Entries from a dataset

^^^^

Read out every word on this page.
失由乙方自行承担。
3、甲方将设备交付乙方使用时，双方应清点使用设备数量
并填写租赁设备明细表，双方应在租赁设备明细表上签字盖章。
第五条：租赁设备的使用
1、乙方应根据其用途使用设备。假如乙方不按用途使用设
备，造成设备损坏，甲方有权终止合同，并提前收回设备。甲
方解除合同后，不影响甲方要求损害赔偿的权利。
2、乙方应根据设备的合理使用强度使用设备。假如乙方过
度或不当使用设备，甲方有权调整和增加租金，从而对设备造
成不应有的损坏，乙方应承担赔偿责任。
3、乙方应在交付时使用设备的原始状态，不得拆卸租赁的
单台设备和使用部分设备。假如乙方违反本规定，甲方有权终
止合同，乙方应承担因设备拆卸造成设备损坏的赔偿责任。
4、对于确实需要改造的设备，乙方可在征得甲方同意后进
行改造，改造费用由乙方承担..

^^^^

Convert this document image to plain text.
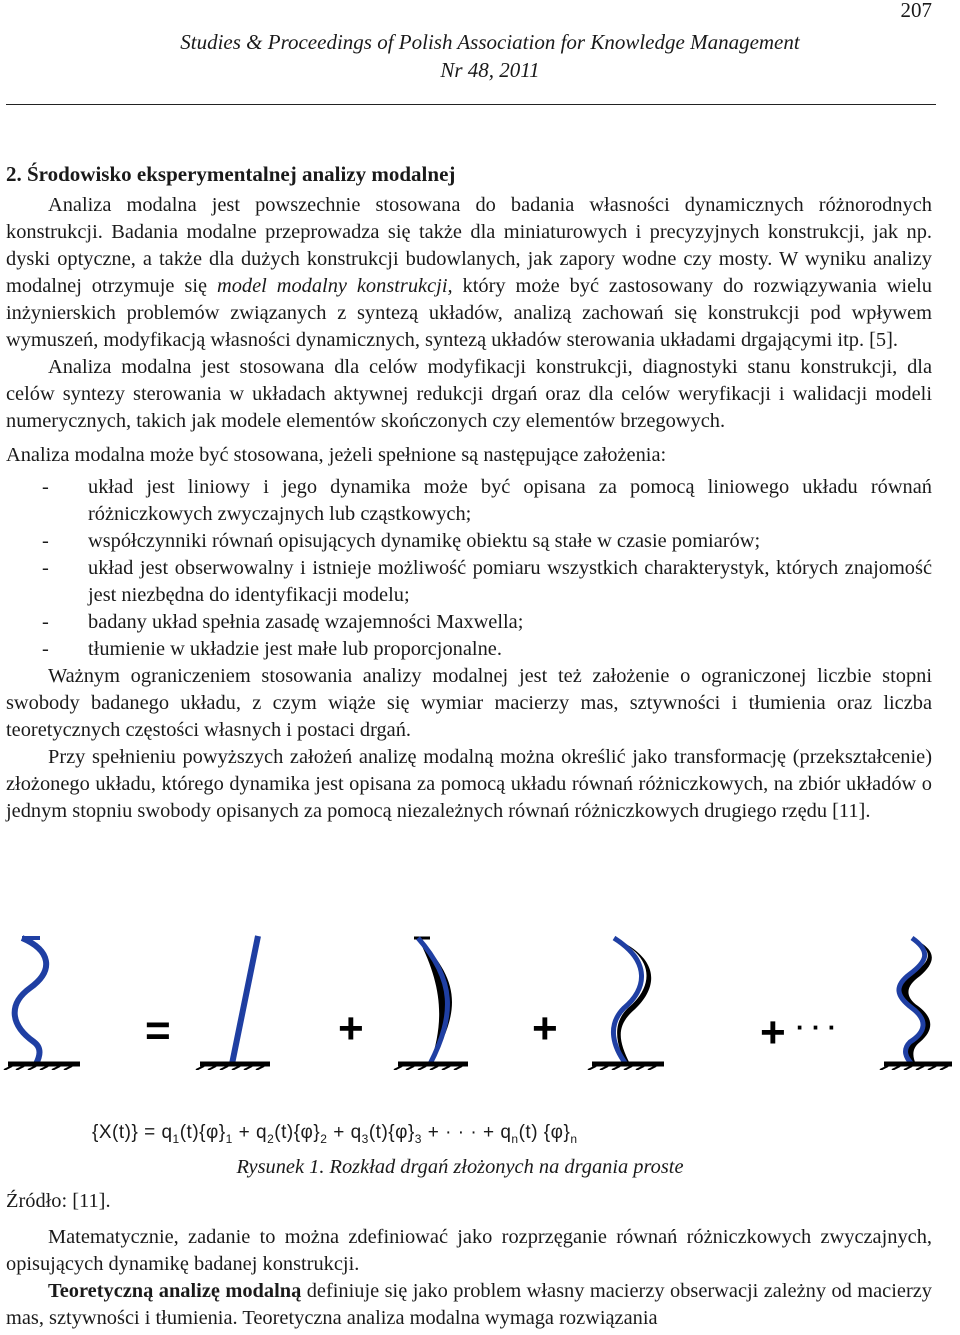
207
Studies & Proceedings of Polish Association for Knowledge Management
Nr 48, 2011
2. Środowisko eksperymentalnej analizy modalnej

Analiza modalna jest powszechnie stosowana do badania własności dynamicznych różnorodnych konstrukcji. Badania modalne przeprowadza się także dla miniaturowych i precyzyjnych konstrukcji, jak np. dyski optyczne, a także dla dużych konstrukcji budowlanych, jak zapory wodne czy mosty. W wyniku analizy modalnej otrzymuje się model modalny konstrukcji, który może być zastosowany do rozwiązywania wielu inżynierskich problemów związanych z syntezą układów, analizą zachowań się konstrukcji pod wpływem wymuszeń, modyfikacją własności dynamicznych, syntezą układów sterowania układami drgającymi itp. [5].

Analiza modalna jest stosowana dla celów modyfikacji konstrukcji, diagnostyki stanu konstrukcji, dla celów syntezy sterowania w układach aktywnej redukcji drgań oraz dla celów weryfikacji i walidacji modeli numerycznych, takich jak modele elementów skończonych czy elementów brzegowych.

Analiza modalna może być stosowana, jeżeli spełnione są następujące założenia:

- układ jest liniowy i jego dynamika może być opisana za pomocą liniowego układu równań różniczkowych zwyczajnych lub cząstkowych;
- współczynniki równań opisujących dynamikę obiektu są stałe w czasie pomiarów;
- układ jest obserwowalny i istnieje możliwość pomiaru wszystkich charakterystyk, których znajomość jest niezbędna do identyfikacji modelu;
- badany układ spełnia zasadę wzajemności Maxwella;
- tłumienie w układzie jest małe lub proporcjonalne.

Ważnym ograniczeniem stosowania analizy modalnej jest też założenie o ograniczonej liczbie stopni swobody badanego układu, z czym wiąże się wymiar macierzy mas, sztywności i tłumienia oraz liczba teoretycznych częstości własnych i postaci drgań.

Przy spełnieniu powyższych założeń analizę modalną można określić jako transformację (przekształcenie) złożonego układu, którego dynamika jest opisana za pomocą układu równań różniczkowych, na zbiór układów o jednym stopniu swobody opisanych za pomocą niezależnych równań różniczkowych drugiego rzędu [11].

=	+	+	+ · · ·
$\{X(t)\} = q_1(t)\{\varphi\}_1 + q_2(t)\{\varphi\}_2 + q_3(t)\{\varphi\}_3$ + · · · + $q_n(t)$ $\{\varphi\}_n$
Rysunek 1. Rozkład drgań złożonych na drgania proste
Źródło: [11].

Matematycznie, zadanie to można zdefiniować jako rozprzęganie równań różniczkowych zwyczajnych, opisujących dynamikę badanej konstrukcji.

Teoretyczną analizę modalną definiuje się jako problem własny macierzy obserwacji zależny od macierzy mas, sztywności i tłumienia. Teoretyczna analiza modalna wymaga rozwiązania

^^^^

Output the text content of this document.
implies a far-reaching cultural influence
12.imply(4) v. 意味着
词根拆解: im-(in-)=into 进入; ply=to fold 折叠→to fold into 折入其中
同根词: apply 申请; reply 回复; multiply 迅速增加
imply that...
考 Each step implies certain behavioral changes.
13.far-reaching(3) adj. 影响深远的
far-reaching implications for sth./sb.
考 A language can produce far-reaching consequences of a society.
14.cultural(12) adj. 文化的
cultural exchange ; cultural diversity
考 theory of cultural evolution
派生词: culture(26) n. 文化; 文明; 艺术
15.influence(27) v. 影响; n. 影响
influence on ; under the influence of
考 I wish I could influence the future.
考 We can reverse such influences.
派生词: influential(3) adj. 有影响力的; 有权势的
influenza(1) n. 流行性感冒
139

^^^^

## Task instructions
From the listing above, pick out every line containing "macierzy".

## Answer to this problem
Ważnym ograniczeniem stosowania analizy modalnej jest też założenie o ograniczonej liczbie stopni swobody badanego układu, z czym wiąże się wymiar macierzy mas, sztywności i tłumienia oraz liczba teoretycznych częstości własnych i postaci drgań.
Teoretyczną analizę modalną definiuje się jako problem własny macierzy obserwacji zależny od macierzy mas, sztywności i tłumienia. Teoretyczna analiza modalna wymaga rozwiązania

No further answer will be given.